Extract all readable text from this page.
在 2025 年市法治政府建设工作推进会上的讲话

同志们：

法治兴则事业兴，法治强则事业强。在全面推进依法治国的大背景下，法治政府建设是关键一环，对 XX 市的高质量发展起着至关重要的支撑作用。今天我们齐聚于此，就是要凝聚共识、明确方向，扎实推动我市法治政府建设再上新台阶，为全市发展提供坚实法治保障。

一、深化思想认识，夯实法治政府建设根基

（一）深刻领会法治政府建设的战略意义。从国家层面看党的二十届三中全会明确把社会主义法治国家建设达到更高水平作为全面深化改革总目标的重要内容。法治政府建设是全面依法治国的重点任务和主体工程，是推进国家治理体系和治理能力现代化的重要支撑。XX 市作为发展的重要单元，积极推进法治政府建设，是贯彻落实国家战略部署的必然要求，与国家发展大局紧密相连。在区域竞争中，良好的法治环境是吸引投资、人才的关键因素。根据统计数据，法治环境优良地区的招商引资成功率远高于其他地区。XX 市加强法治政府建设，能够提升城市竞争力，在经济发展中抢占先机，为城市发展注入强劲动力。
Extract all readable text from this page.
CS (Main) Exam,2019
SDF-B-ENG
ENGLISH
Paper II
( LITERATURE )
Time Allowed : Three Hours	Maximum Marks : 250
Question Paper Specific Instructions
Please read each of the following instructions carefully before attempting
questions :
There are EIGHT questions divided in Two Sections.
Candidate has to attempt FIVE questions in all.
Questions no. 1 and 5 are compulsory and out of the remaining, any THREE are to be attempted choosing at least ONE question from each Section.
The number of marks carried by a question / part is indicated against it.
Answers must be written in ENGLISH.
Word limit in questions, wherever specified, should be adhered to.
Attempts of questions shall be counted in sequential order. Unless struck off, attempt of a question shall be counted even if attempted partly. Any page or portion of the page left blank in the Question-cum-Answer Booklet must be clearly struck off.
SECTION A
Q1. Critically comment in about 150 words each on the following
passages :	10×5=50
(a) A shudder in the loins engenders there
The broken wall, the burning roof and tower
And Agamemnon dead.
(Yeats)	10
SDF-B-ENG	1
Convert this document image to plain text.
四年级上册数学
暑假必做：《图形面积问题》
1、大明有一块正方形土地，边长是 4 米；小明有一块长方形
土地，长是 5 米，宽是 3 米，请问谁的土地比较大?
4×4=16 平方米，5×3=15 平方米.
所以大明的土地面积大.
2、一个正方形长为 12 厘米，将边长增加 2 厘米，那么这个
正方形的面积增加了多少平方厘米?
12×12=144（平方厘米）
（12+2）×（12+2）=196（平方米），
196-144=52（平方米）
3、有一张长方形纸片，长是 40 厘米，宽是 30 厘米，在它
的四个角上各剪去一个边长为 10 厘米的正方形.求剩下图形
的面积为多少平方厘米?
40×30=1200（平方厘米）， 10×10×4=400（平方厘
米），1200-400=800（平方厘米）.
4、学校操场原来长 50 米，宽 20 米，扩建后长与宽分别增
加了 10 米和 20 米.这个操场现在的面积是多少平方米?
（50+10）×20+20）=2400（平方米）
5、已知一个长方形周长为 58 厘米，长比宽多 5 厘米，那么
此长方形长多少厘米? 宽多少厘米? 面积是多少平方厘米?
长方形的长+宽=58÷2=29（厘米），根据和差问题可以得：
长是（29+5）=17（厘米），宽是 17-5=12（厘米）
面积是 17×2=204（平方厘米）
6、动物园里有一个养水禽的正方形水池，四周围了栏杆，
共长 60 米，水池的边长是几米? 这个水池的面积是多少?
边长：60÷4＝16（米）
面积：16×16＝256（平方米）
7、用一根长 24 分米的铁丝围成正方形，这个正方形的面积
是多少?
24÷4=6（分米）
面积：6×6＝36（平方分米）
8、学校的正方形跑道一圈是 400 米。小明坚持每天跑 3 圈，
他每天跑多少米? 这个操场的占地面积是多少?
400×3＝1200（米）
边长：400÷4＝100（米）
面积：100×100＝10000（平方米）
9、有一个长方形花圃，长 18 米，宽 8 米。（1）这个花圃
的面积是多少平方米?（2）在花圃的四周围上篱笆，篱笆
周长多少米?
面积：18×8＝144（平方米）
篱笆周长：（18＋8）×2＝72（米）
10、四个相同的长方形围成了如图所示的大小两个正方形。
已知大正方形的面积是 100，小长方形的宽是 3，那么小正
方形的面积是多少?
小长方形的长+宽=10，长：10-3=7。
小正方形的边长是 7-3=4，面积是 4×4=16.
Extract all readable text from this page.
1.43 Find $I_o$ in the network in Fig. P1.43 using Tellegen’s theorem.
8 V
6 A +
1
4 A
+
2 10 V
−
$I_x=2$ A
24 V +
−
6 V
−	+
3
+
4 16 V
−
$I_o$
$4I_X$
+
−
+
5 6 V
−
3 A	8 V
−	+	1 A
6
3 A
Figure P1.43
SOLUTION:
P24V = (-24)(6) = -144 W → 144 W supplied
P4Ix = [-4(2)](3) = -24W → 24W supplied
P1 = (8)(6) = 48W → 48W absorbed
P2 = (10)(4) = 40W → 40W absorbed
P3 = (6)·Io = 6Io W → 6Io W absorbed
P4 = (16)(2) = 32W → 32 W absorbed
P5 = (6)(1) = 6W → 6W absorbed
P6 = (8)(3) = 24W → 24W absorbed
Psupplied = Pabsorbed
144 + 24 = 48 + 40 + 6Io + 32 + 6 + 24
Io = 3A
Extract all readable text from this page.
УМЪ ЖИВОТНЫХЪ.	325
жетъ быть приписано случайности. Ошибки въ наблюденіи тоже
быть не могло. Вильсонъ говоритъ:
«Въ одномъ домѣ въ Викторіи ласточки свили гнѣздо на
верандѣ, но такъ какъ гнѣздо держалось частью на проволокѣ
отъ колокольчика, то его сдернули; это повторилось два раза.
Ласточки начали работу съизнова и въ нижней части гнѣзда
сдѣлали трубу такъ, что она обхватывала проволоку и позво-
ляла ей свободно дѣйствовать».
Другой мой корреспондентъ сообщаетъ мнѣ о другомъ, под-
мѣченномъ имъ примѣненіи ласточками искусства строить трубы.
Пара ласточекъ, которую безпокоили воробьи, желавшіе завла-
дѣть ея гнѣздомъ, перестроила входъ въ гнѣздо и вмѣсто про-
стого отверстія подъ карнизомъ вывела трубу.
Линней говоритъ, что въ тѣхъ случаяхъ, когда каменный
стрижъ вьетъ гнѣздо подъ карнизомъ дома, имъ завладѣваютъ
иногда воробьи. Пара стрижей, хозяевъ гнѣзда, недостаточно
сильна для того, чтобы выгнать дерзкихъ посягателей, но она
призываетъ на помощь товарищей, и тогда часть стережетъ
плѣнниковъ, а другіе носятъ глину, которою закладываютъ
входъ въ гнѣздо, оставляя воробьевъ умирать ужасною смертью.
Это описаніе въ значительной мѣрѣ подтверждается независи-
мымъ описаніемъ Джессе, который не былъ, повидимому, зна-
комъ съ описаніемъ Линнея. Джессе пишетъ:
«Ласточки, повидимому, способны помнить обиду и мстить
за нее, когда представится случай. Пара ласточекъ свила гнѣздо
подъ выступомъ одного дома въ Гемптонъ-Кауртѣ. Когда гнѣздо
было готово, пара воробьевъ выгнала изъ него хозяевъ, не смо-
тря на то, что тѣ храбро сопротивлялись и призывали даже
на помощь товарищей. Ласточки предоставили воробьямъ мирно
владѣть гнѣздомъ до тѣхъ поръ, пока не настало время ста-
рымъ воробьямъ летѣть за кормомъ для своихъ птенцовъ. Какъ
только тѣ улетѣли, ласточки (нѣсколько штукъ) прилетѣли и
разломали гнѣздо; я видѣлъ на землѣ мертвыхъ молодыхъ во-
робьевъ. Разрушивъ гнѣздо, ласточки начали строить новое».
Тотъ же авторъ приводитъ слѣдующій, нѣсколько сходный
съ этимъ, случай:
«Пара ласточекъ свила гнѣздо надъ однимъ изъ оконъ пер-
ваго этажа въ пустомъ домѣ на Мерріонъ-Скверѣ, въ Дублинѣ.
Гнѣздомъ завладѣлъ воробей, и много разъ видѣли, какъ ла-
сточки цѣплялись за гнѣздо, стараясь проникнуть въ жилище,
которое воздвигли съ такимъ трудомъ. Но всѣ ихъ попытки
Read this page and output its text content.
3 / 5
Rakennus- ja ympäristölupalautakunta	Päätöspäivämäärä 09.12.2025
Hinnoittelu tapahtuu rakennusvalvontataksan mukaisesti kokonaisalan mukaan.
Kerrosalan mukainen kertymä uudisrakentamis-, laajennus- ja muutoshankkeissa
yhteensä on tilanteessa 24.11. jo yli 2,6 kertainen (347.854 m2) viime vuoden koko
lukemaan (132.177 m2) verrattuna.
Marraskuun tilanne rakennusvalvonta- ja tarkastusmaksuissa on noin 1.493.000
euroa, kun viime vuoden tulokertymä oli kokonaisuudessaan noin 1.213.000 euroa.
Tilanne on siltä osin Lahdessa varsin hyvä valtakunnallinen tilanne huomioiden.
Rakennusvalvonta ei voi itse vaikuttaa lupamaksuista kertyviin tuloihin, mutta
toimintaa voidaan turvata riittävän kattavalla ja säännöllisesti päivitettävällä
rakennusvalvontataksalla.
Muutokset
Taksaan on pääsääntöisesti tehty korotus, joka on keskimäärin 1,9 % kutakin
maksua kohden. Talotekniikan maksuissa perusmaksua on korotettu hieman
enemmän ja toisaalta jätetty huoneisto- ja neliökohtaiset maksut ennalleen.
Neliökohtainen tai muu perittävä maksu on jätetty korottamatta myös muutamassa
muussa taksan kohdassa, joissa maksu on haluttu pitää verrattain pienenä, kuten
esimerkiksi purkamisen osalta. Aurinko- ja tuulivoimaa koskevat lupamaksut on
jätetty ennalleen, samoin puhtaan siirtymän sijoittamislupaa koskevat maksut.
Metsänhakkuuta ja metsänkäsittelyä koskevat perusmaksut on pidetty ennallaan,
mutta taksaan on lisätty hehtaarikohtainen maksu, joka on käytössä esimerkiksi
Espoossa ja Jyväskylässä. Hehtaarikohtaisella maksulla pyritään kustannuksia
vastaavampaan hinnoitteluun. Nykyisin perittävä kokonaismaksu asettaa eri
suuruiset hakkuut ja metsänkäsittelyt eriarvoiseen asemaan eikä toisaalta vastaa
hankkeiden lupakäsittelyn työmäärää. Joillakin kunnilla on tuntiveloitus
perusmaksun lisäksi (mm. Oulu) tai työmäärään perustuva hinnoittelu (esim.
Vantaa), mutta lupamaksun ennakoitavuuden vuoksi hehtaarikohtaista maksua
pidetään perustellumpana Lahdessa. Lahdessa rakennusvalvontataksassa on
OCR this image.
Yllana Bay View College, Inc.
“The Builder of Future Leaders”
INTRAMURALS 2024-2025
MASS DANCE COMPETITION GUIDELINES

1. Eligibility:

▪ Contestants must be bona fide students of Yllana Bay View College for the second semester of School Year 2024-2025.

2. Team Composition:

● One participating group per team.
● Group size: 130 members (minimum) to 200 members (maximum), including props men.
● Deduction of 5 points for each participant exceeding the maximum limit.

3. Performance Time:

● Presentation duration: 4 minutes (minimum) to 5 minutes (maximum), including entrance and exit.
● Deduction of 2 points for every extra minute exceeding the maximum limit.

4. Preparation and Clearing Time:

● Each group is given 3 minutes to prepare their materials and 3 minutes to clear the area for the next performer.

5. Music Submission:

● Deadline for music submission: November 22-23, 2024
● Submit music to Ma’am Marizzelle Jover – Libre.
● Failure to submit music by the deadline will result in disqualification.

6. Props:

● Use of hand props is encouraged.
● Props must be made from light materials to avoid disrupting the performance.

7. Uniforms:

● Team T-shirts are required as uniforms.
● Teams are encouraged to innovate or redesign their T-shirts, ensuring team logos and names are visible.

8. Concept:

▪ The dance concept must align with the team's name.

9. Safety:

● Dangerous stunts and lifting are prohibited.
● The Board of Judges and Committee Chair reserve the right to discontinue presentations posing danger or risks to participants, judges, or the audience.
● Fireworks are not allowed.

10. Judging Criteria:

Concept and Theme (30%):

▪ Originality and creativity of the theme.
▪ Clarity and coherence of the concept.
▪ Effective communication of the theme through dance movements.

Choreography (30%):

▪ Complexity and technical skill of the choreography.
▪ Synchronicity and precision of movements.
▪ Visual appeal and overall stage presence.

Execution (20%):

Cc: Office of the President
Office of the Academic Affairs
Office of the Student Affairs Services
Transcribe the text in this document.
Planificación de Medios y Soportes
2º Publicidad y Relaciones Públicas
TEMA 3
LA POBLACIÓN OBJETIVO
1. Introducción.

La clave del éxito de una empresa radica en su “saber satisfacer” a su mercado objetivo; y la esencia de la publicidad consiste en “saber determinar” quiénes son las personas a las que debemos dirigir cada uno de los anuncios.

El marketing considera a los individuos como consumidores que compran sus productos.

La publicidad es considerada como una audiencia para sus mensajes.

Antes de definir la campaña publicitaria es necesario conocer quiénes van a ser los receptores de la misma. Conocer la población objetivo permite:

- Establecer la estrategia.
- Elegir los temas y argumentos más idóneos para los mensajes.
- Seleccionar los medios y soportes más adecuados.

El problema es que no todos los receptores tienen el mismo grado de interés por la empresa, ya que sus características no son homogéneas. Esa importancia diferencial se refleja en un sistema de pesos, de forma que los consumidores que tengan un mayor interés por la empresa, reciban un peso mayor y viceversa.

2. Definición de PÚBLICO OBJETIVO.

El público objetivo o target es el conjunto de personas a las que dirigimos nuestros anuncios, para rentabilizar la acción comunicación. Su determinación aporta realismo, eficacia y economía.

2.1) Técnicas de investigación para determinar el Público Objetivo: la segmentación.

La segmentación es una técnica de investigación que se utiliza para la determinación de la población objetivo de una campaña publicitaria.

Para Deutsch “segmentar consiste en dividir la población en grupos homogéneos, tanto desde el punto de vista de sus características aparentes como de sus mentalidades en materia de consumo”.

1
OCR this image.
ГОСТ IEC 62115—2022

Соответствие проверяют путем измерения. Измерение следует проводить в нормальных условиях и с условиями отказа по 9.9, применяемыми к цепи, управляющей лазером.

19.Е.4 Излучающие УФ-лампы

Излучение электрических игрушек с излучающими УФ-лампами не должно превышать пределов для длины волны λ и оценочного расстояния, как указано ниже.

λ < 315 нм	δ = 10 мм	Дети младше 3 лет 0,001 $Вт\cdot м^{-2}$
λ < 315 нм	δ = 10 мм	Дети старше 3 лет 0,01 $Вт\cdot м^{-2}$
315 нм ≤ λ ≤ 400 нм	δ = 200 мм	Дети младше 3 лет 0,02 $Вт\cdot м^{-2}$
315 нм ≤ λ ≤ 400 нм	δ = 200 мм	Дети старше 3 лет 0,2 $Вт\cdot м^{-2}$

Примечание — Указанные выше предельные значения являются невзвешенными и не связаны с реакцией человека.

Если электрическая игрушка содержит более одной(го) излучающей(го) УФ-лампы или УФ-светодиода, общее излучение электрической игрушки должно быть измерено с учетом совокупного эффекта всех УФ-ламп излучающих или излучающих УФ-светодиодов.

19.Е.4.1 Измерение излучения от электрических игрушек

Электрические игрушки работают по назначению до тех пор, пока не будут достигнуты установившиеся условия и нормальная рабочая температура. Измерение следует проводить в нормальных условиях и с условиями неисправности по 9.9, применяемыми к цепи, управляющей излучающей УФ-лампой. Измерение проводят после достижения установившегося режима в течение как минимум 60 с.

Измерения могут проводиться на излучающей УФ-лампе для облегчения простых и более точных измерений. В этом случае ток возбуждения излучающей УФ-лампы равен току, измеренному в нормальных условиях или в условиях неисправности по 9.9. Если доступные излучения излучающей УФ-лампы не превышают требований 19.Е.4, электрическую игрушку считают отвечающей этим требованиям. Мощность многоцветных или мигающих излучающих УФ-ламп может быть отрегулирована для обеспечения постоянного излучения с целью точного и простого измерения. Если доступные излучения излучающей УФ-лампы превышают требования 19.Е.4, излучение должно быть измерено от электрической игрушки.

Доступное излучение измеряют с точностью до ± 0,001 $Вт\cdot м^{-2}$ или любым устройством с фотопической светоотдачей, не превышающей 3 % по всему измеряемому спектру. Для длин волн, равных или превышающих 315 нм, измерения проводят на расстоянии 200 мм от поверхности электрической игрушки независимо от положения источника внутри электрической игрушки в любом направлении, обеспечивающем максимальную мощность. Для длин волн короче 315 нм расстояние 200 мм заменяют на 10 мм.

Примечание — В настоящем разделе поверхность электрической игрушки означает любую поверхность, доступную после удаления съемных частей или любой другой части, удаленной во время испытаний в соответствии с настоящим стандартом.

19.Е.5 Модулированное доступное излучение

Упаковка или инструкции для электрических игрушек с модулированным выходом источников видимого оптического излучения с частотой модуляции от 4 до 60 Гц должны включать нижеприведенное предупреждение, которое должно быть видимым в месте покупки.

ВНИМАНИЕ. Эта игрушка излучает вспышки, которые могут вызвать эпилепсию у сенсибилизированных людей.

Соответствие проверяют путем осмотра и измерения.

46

+++++

[TASK TO COMPLETE]:
In the entries above, identify every line with the string "jätetty".

[ANSWER TO THE PROBLEM]:
enemmän ja toisaalta jätetty huoneisto- ja neliökohtaiset maksut ennalleen.
Neliökohtainen tai muu perittävä maksu on jätetty korottamatta myös muutamassa
jätetty ennalleen, samoin puhtaan siirtymän sijoittamislupaa koskevat maksut.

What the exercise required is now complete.